* Requirement *
Pick up the Python code review below at the point where it stops, and carry it forward.

Don't write docstrings in the middle of functions. It is tempting to use multiline strings as comments, but it's unvonventional and the time saved is not worth the displeased looks you'll get.

Your function is a bit too long. Typically when functions get long one should think of splitting them up. This does another good thing; it moves declarations closer to their usage point.

For example, one might now have

def group_same(alist):
    """
    Groups consecutive equal elements in a list,
    producing a list of lists.
    """
    multi_lvl_list = []

    start = 0
    for i in range(len(alist)):
        ...

    return multi_lvl_list

def interleave_lists(multi_lvl_list):
    """
    Creates a list formed from taking one element
    from the front of each list in the input list in turn,
    and repeating until all lists are empty.
    """

    unord_list = []
    while len(multi_lvl_list) > 0:
        ...

    return unord_list

def unorder(alist):
    alist.sort()
    multi_lvl_list = group_same(alist)
    multi_lvl_list.sort(key=len)

    unord_list = interleave_lists(multi_lvl_list)

    # go over the list in reverse. if x == x-1 try to put x in the
    # beginning of the list. becourse there are
    # more likely different elements
    for i in range(len(unord_list)-1, -1, -1):
        ...

    return unord_list

Instead of generating multi_lvl_list in group_same and interleave_lists, yeild elements sequentially from them. Turn them to lists at call-point if needed.

def group_same(alist):
    """
    Groups consecutive equal elements in a list,
    producing a list of lists.
    """
    start = 0
    for i in range(len(alist)):
        if i == len(alist)-1:
            if alist[i] != alist[i-1]:
                yield [alist[i]]
            else:
                yield alist[start:]
        elif alist[i] != alist[i+1]:
            yield alist[start:i+1]
            start = i+1
        i += 1

def interleave_lists(multi_lvl_list):
    """

* Dataset excerpt *
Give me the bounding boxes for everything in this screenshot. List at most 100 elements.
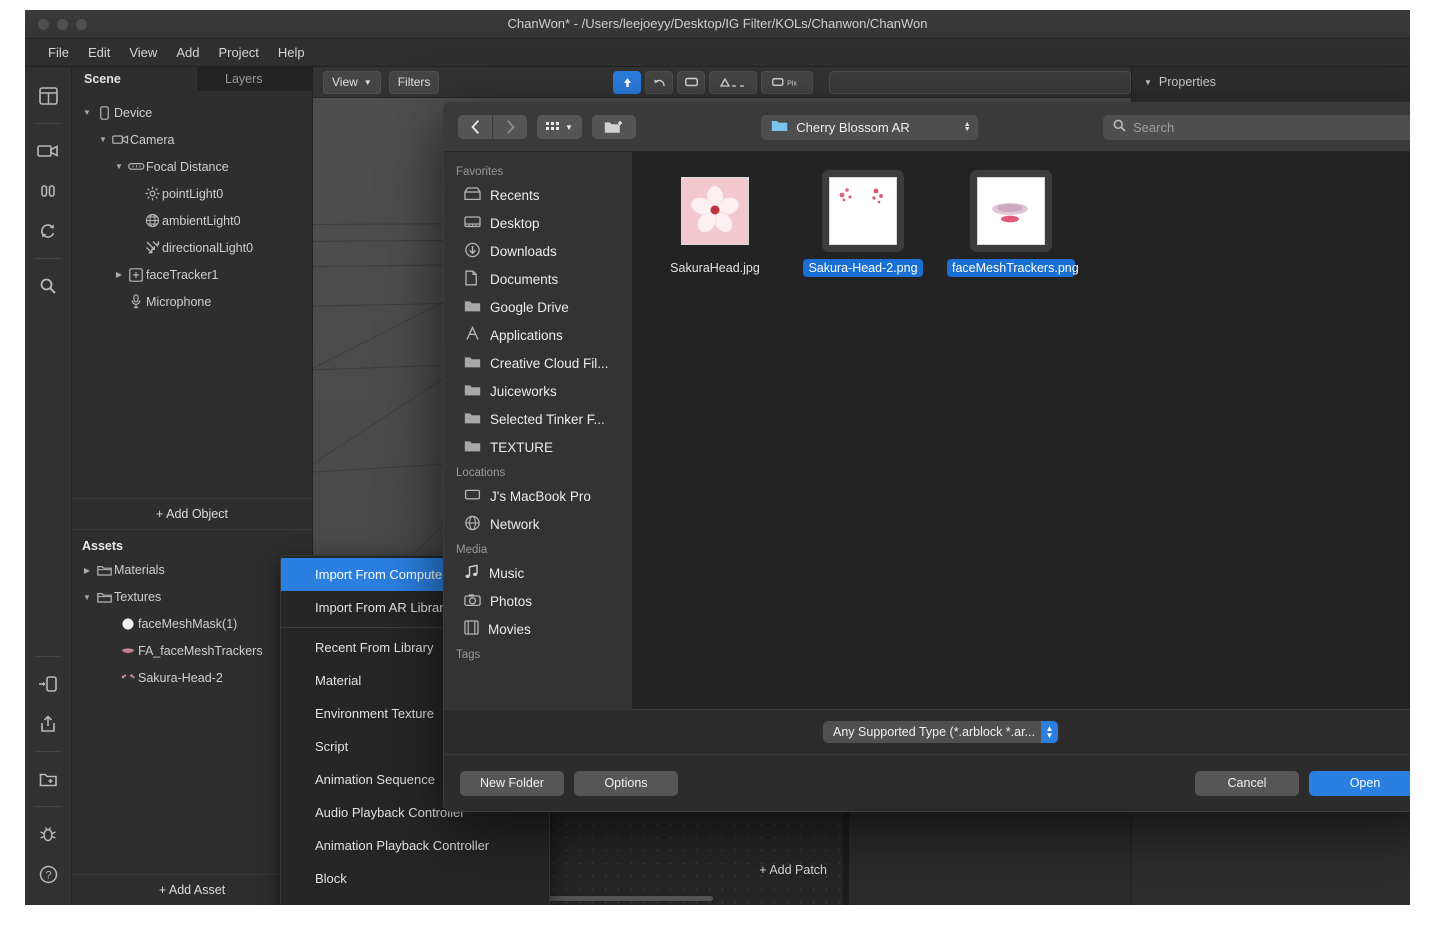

* Task answer *
    Creates a list formed from taking one element
    from the front of each list in the input list in turn,
    and repeating until all lists are empty.
    """

    while len(multi_lvl_list) > 0:
        for idx, val in enumerate(multi_lvl_list):
            yield val.pop()
            if len(val) == 0:
                del multi_lvl_list[idx]

group_same much more easily expressed with itertools.groupby:

def group_same(alist):
    """
    Groups consecutive equal elements in a list,
    producing a list of lists.
    """
    return (list(group) for _, group in groupby(alist))

Heck, I'd inline this again.

Now, your

while len(multi_lvl_list) > 0:
    for idx, val in enumerate(multi_lvl_list):
        yield val.pop()
        if len(val) == 0:
            del multi_lvl_list[idx]

doesn't quite work as expected which causes

unorder([1, 2, 3, 4, 5, 6])
#>>> [1, 3, 5, 2, 6, 4]

This is because del messes with the internal index in the list. You should always try to avoid changing the length of a list you're iterating over, even if that means dropping idiomatic tools like enumerate and using indexes instead. Luckily I don't think this will actually ever hurt you.

Note that a Counter's most_common will get you this much more quickly.

interleave_lists is roundrobin from the itertools recipes, so roundrobin should be used instead.

def roundrobin(*iterables):
    "roundrobin('ABC', 'D', 'EF') --> A D E B F C"
    # Recipe credited to George Sakkis
    pending = len(iterables)
    nexts = cycle(iter(it).__next__ for it in iterables)
    while pending:
        try:
            for next in nexts:
                yield next()
        except StopIteration:
            pending -= 1
            nexts = cycle(islice(nexts, pending))

For the next part, note that cyclic shifts like this are not at all fast on lists, so should be strongly avoided. But note also that you can avoid it entirely by just being more intelligent about how you produce values.

from collections import Counter
from heapq import heapify, heappop, heapreplace

def unorder(alist):
    groups = Counter(alist).most_common()
    groups = [(-count, elem) for elem, count in groups]
    heapify(groups)

    count = 0
    while groups:
        if count == 0:
            count, elem = heappop(groups)
        else:
            count, elem = heapreplace(groups, (count, elem))

        yield elem
        count += 1

    for _ in range(-count):
        yield elem

This creates a heap of length-element pairs (equivalent to your list), only with the length inverted so it acts as a max heap and not a min heap. It will yield the most common element that isn't the previous element at any given time, maximizing the chance that the most repeated element will be used up by the end.

This is not as brilliant as Antti Haapala's solution, though.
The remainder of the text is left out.